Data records
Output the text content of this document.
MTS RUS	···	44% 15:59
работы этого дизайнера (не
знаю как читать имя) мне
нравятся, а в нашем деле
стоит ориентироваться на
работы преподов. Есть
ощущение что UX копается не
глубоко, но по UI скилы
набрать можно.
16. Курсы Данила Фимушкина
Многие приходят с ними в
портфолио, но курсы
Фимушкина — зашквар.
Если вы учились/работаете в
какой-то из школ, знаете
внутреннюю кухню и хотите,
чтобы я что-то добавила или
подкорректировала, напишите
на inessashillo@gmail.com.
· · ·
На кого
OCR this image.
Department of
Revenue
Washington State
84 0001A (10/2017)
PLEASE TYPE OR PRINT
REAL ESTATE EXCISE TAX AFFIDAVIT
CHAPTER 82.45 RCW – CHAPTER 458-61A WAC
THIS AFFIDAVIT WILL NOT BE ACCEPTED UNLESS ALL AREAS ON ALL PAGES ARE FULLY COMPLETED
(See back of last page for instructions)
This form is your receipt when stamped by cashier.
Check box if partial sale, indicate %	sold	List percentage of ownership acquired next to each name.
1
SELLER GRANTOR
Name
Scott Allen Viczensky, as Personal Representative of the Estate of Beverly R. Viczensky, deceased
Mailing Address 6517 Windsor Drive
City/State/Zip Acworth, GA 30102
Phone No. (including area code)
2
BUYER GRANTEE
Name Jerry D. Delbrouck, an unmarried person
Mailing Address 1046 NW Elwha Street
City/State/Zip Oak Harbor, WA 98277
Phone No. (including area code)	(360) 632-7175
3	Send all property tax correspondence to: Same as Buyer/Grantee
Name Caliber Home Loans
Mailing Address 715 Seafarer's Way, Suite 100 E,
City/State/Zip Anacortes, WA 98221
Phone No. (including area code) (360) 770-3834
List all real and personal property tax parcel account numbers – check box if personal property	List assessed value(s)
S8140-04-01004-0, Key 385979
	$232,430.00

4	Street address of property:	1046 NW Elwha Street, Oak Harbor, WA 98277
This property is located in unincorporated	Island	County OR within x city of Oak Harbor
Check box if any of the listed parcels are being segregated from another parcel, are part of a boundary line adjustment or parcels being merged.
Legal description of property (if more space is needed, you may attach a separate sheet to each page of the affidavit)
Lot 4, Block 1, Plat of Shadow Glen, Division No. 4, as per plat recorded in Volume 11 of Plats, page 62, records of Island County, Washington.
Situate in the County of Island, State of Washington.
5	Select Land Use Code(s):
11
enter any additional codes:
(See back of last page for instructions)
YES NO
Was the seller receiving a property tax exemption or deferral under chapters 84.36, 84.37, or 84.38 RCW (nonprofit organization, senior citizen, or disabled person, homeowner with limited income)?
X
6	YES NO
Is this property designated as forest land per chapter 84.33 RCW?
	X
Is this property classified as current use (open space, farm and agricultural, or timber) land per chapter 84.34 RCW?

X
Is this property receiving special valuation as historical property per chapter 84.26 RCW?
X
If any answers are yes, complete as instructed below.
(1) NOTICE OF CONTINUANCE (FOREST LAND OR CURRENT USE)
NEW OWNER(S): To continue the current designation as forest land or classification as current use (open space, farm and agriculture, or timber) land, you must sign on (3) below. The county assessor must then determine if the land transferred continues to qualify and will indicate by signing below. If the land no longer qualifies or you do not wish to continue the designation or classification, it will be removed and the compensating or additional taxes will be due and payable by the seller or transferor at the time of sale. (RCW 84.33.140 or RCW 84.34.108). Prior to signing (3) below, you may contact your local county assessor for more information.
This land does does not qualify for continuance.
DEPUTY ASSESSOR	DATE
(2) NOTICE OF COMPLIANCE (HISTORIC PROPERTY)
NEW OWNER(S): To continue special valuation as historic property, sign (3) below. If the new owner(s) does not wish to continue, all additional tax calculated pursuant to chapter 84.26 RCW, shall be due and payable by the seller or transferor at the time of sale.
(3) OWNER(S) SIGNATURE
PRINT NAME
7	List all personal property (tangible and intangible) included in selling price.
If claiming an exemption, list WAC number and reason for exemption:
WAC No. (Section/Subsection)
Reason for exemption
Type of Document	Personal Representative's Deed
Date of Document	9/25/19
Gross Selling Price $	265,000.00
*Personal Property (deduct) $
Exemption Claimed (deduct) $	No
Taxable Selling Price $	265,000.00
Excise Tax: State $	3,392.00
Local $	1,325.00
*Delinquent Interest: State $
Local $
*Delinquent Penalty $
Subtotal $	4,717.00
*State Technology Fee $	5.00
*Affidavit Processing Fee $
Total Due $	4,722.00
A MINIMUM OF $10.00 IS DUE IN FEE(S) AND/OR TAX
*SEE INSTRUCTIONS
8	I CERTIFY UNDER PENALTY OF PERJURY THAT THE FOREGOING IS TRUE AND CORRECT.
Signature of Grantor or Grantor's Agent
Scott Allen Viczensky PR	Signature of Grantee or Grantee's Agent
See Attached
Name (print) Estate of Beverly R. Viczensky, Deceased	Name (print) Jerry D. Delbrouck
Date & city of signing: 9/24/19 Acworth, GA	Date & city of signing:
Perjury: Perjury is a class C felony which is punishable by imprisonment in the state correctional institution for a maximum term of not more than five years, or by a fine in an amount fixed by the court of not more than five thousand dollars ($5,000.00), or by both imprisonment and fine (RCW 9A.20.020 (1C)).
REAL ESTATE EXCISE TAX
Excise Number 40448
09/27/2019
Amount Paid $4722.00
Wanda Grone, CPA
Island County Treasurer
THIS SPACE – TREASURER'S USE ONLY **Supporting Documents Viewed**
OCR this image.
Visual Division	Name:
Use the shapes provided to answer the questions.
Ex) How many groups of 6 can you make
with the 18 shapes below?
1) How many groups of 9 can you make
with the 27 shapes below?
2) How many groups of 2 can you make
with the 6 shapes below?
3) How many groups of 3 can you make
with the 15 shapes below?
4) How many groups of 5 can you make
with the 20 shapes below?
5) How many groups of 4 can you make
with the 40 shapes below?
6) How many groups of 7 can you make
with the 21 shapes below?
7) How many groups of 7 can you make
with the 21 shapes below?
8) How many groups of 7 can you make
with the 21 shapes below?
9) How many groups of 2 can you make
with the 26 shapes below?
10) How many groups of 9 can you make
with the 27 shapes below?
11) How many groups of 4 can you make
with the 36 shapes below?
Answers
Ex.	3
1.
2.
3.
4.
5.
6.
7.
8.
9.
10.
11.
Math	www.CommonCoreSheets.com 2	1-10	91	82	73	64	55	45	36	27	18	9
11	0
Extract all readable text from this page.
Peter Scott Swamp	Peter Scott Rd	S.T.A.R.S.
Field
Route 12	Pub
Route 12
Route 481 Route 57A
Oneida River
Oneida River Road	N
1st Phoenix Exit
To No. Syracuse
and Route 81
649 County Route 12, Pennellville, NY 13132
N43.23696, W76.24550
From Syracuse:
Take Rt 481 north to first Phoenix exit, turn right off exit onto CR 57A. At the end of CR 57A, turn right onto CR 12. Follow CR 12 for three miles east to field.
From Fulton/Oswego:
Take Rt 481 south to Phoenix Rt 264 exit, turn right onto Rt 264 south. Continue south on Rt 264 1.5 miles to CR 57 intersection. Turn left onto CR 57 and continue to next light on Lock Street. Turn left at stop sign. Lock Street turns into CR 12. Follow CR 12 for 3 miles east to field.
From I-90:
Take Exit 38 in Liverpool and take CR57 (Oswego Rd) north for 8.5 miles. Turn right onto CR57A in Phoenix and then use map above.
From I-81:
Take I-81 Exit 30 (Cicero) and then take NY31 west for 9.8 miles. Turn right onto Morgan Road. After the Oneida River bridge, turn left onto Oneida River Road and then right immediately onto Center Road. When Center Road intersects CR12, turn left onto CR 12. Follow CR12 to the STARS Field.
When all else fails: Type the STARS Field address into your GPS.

■ **To be done**
Filter the records above for "Elwha" and copy every matching line.

■ **Completed exercise**
Mailing Address 1046 NW Elwha Street
4	Street address of property:	1046 NW Elwha Street, Oak Harbor, WA 98277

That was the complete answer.